(What needs to be done)
In the entries below, find every line holding the string "Thira" and collect it.

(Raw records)
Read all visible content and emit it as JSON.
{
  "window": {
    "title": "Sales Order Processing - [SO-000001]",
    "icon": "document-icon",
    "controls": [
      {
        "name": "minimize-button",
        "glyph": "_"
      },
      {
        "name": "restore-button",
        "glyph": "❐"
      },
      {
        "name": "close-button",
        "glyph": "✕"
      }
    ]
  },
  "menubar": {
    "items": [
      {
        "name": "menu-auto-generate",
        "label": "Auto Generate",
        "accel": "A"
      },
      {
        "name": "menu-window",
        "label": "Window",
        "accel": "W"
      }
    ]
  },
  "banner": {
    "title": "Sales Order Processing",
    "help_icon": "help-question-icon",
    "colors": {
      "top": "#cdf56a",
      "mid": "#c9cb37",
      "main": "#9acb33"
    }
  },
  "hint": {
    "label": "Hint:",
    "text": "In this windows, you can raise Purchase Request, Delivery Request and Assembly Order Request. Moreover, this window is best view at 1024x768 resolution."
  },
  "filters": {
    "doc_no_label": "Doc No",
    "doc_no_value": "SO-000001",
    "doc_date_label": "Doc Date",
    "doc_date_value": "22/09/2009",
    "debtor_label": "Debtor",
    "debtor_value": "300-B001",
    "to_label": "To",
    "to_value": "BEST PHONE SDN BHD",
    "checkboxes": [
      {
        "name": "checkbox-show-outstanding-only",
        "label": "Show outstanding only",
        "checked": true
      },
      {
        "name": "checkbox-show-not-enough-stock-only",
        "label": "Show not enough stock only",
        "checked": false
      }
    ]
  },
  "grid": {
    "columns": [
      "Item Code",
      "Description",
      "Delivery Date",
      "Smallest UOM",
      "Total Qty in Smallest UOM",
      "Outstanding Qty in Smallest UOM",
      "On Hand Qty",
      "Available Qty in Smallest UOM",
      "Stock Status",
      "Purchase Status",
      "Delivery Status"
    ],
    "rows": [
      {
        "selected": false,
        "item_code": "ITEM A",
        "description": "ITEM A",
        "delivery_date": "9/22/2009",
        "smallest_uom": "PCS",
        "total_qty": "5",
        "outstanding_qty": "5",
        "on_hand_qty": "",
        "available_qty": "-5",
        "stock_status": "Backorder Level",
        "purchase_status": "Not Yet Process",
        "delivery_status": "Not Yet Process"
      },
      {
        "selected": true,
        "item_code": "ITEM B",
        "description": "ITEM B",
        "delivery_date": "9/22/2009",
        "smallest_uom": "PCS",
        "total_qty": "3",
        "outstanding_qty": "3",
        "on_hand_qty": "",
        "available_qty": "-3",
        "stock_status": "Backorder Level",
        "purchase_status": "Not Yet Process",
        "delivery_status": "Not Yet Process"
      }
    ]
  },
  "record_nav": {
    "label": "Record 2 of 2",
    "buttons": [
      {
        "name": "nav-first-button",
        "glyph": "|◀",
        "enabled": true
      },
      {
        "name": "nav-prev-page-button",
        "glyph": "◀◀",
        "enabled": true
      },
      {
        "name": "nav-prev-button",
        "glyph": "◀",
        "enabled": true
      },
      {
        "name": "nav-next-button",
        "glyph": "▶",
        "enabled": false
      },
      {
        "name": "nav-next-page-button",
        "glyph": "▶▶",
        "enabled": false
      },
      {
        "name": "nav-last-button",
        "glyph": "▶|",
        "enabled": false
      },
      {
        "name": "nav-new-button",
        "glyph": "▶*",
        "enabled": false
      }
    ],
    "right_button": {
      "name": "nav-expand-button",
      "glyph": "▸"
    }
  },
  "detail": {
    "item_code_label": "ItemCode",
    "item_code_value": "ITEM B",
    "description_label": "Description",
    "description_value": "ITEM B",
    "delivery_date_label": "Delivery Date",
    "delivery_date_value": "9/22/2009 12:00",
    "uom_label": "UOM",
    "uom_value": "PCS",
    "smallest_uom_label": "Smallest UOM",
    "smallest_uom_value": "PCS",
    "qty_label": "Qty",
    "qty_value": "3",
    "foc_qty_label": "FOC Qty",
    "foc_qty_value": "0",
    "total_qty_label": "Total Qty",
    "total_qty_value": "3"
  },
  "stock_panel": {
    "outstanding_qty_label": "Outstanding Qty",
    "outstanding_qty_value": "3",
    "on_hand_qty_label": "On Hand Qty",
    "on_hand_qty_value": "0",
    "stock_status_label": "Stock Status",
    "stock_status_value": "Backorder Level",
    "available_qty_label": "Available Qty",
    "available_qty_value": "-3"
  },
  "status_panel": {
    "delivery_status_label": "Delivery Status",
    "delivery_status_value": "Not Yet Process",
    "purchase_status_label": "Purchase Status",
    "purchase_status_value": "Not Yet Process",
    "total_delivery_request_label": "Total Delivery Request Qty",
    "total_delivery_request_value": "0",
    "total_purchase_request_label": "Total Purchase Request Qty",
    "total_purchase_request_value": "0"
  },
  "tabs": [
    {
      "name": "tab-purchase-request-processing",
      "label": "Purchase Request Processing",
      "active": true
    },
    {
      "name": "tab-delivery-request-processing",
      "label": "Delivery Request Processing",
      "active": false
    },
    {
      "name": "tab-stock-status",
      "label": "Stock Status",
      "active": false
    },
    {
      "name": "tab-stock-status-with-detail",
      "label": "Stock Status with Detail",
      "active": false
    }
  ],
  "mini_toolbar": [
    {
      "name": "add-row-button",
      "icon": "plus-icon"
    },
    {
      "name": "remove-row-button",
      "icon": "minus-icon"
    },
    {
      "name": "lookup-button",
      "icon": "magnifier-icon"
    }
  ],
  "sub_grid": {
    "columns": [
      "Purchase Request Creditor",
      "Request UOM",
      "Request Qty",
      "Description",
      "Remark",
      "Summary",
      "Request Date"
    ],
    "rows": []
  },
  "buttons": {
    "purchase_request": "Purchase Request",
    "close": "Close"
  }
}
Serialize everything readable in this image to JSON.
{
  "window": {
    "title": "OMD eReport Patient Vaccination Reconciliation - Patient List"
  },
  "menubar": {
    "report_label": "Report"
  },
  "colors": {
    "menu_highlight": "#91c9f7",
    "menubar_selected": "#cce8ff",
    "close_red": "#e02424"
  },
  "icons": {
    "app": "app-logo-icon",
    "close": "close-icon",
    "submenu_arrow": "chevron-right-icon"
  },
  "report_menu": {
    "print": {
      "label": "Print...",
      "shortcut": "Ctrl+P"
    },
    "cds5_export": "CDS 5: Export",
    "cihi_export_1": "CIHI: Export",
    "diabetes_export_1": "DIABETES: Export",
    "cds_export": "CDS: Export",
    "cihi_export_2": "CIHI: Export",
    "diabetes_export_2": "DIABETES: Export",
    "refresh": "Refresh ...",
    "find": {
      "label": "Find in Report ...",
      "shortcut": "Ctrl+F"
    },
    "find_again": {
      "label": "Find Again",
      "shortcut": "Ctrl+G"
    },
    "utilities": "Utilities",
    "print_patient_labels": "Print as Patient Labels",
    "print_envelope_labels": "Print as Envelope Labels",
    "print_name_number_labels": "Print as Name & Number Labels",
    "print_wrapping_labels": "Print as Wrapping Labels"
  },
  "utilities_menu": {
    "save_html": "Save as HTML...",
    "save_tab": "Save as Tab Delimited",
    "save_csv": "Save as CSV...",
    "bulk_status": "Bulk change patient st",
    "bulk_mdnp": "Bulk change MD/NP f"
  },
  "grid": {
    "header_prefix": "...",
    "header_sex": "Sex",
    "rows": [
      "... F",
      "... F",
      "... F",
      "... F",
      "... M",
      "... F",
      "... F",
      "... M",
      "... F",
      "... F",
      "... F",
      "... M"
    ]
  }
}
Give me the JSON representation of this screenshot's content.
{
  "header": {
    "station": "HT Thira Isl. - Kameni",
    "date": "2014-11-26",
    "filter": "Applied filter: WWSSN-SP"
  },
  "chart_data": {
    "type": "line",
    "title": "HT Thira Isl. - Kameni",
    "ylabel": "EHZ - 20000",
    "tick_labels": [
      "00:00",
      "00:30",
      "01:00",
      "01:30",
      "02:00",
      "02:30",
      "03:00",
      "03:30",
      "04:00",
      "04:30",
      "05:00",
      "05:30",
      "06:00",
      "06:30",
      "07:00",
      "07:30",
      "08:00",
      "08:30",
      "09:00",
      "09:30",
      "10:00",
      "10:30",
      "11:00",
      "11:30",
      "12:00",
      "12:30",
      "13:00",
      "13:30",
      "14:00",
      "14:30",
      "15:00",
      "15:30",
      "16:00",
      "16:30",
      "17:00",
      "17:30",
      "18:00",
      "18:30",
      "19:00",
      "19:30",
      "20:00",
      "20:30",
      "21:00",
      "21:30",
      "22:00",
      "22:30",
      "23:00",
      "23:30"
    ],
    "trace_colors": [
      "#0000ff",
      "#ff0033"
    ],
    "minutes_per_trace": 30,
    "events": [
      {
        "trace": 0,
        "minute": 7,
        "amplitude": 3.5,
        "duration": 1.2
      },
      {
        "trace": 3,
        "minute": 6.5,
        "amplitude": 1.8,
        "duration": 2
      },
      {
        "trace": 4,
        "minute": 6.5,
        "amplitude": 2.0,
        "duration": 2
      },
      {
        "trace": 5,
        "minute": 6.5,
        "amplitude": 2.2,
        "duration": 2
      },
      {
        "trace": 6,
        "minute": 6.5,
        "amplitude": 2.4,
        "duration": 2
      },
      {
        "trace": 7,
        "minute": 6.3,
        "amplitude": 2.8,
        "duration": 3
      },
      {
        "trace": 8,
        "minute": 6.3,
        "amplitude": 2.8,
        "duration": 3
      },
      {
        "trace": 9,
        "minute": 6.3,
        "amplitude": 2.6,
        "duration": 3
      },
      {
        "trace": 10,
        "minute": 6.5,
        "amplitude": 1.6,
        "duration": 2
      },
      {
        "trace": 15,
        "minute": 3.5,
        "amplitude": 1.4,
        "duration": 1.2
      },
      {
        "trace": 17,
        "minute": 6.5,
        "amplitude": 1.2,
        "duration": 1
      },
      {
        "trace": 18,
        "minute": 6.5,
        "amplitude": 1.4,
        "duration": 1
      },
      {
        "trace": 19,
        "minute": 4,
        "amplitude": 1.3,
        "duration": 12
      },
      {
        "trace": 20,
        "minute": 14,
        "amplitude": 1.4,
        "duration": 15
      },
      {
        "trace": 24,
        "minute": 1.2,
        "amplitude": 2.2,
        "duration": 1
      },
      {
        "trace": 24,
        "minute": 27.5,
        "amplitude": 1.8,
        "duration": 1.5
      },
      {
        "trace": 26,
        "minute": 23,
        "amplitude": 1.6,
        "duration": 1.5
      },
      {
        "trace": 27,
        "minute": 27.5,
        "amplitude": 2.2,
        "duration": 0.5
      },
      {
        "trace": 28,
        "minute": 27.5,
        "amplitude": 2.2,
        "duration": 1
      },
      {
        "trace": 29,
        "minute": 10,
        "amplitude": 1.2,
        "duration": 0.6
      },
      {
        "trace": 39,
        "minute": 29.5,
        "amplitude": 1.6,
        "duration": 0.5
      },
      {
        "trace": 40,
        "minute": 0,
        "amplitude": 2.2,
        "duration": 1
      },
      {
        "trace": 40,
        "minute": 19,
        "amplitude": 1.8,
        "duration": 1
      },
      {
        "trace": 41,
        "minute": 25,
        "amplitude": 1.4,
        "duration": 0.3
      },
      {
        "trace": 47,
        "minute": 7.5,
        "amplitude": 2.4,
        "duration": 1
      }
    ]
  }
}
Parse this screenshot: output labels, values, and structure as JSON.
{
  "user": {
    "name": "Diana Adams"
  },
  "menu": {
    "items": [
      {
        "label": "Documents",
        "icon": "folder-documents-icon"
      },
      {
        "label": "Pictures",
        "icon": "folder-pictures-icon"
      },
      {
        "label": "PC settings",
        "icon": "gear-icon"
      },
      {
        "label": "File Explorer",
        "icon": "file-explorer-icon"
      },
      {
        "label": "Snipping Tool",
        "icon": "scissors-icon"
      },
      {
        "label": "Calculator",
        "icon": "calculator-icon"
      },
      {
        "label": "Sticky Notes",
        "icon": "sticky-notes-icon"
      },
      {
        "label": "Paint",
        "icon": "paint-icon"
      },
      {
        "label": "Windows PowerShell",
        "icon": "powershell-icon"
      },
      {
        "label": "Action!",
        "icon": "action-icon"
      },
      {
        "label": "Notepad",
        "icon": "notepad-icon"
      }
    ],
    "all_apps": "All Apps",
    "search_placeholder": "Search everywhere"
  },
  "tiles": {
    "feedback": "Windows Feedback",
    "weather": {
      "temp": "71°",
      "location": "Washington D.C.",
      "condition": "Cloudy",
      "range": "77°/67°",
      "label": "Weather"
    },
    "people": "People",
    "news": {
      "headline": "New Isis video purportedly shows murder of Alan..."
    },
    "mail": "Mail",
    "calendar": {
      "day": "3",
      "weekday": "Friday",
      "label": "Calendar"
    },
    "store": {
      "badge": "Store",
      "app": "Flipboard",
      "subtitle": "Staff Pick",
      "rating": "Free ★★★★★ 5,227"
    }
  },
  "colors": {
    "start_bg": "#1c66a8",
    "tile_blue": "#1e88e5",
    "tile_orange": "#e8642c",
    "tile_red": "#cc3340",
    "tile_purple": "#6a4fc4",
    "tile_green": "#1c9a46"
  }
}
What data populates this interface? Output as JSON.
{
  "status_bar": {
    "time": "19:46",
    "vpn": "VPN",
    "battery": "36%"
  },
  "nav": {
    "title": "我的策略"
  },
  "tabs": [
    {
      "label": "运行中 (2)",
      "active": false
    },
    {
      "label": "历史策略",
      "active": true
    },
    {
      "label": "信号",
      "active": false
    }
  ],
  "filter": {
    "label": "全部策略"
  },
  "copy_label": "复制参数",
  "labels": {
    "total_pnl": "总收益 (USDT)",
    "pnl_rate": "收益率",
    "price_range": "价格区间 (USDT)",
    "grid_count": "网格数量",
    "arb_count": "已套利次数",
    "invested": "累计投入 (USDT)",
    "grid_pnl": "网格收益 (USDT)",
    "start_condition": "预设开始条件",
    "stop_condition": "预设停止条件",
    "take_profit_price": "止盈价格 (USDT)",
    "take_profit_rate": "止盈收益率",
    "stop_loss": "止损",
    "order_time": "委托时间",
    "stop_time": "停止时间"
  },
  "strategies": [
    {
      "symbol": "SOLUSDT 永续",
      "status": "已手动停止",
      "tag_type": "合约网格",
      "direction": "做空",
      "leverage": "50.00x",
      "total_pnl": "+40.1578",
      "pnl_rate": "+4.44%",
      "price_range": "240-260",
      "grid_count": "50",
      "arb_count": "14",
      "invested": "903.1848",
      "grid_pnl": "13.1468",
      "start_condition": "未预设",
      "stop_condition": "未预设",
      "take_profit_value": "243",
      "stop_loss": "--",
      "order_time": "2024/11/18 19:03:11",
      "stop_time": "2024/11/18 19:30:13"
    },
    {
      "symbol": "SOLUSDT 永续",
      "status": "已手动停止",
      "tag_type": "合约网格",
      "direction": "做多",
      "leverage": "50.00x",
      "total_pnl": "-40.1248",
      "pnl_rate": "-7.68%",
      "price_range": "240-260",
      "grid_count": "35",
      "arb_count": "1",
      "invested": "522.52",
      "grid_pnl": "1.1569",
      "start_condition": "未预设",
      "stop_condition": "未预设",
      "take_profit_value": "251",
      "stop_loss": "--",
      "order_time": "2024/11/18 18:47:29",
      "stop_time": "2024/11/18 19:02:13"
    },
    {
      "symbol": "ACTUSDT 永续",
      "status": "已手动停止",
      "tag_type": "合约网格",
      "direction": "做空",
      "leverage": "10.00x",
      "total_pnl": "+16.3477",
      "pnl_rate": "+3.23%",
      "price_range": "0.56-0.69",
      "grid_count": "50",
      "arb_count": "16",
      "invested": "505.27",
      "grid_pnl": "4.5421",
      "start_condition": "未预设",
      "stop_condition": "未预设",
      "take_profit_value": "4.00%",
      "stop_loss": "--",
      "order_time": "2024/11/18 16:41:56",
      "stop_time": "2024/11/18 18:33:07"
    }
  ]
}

(Output of the task)
    "station": "HT Thira Isl. - Kameni",
    "title": "HT Thira Isl. - Kameni",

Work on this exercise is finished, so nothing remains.